TASK GOAL: Write out every entry exactly as given, but omit the pictures.

Data tied to figure images:
-------------------------
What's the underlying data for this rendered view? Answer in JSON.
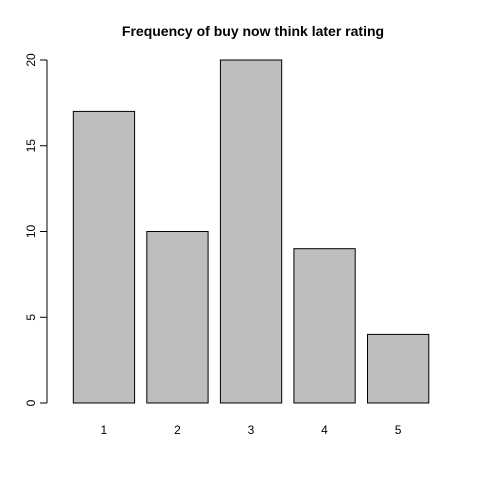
{
  "chart_data": {
    "type": "bar",
    "title": "Frequency of buy now think later rating",
    "xlabel": "",
    "ylabel": "",
    "categories": [
      "1",
      "2",
      "3",
      "4",
      "5"
    ],
    "values": [
      17,
      10,
      20,
      9,
      4
    ],
    "ylim": [
      0,
      20
    ],
    "yticks": [
      "0",
      "5",
      "10",
      "15",
      "20"
    ],
    "bar_color": "#bebebe",
    "border_color": "#000000",
    "grid": false,
    "legend": "none"
  }
}
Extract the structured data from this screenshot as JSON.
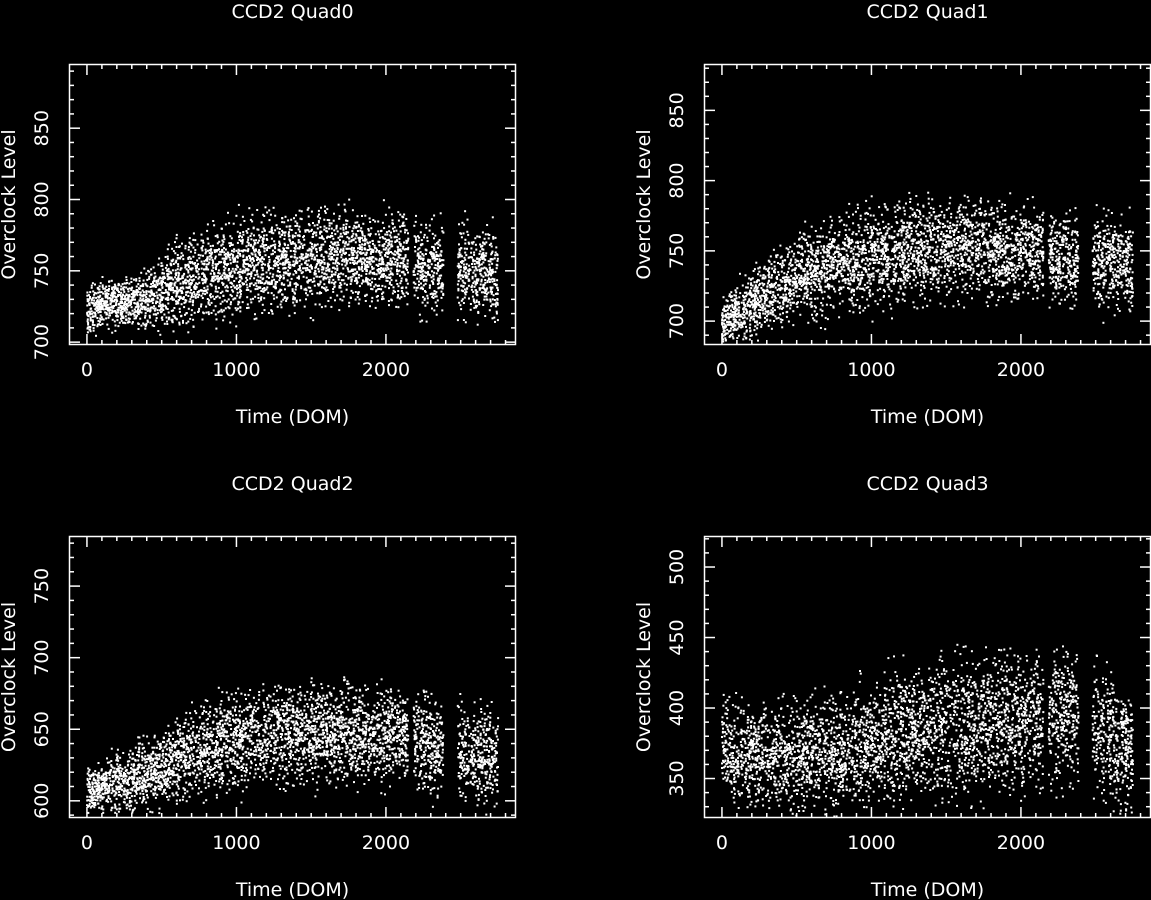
-------------------------
SOLUTION FOR THIS TASK:
What's the underlying data for this rendered view? Answer in JSON.
{
  "chart_data": {
    "type": "bar",
    "title": "Frequency of buy now think later rating",
    "xlabel": "",
    "ylabel": "",
    "categories": [
      "1",
      "2",
      "3",
      "4",
      "5"
    ],
    "values": [
      17,
      10,
      20,
      9,
      4
    ],
    "ylim": [
      0,
      20
    ],
    "yticks": [
      "0",
      "5",
      "10",
      "15",
      "20"
    ],
    "bar_color": "#bebebe",
    "border_color": "#000000",
    "grid": false,
    "legend": "none"
  }
}
Extract the structured data from this screenshot as JSON.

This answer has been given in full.